▶ **Aim**:
Pull every line containing the word "below" from the records.

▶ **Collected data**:
###
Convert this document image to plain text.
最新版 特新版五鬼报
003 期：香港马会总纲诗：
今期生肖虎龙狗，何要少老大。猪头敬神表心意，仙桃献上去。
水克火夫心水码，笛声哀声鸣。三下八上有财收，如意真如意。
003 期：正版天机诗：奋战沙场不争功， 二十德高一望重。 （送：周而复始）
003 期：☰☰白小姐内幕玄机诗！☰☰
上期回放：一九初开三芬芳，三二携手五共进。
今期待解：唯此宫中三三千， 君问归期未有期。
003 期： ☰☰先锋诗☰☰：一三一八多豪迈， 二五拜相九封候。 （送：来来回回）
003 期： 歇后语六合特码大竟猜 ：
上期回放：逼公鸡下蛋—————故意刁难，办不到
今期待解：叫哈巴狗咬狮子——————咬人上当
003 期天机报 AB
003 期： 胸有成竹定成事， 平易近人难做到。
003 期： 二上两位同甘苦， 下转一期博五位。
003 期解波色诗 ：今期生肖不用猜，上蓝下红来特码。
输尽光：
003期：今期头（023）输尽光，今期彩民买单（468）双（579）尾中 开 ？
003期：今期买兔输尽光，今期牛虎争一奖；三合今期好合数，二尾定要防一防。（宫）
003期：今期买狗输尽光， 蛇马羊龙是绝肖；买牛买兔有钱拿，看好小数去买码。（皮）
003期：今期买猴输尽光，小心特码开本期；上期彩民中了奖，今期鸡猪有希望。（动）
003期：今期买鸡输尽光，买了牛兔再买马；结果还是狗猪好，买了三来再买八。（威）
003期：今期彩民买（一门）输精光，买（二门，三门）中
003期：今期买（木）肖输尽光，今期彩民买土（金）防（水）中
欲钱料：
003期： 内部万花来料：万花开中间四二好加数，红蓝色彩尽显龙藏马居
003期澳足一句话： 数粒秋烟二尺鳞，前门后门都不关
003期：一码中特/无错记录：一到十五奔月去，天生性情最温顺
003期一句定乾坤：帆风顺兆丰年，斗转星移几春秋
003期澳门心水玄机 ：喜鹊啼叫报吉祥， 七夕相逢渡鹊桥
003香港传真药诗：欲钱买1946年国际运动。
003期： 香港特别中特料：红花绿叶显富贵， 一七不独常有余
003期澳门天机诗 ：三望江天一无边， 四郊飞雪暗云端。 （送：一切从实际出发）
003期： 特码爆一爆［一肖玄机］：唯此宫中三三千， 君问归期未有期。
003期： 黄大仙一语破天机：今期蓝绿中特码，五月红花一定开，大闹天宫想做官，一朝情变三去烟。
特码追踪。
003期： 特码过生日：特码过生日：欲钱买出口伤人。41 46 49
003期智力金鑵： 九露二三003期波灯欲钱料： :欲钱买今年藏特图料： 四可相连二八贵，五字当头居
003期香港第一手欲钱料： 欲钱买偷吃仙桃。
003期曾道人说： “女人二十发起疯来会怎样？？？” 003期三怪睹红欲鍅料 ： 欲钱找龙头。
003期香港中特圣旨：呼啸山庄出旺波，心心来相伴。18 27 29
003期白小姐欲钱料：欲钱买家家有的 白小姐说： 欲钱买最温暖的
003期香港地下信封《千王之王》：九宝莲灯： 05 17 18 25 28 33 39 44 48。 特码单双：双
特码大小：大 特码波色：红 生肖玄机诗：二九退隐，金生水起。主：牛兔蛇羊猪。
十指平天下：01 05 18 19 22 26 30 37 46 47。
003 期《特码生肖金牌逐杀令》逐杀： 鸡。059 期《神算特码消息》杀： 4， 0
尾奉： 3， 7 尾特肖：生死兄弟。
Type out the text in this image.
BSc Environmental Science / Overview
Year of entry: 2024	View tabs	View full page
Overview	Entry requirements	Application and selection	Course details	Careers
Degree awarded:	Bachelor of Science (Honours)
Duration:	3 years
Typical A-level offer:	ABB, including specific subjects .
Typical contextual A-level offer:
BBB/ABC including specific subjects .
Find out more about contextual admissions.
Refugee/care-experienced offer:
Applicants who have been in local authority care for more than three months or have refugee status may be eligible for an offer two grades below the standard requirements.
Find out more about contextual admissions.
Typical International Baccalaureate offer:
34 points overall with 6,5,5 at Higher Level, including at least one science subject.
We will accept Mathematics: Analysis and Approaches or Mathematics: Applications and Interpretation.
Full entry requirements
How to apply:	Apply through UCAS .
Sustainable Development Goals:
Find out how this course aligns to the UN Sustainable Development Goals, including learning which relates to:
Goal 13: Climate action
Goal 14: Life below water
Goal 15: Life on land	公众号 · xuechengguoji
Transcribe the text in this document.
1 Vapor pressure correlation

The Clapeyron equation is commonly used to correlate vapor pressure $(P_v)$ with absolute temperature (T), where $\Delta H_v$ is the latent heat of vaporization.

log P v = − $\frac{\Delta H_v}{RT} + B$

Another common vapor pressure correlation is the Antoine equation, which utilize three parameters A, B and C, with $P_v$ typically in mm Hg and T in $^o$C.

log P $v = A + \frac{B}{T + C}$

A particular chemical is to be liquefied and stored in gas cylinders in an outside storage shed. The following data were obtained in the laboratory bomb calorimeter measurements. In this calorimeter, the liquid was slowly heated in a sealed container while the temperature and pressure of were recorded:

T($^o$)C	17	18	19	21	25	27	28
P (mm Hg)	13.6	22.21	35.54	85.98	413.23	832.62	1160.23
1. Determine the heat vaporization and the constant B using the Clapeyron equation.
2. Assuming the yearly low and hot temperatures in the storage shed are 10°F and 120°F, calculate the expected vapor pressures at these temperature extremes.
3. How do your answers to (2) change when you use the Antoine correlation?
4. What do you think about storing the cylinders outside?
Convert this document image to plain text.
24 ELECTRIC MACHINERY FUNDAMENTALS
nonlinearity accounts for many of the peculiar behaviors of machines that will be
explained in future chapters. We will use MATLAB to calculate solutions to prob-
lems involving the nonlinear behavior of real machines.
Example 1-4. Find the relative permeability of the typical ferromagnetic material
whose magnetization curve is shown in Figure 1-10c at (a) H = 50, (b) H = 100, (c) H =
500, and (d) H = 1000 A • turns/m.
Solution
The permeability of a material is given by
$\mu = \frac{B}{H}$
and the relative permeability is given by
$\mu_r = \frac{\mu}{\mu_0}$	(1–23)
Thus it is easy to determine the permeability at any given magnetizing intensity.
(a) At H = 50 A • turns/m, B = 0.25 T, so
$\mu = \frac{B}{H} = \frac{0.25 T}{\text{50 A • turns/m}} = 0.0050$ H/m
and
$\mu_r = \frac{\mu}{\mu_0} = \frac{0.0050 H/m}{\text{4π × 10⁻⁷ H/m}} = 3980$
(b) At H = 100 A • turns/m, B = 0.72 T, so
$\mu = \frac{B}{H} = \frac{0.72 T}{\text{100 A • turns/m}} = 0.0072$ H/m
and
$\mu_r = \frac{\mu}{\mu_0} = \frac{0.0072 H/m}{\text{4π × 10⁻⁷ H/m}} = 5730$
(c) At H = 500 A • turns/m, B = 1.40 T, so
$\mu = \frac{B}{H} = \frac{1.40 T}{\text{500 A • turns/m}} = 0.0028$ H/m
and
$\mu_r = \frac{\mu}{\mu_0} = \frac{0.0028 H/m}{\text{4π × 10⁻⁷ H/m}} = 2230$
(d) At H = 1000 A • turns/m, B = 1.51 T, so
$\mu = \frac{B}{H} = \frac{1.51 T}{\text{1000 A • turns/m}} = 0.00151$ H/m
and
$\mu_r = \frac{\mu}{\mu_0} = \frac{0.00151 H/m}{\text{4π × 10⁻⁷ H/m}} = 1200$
###
▶ **Complete response**:
Applicants who have been in local authority care for more than three months or have refugee status may be eligible for an offer two grades below the standard requirements.
Goal 14: Life below water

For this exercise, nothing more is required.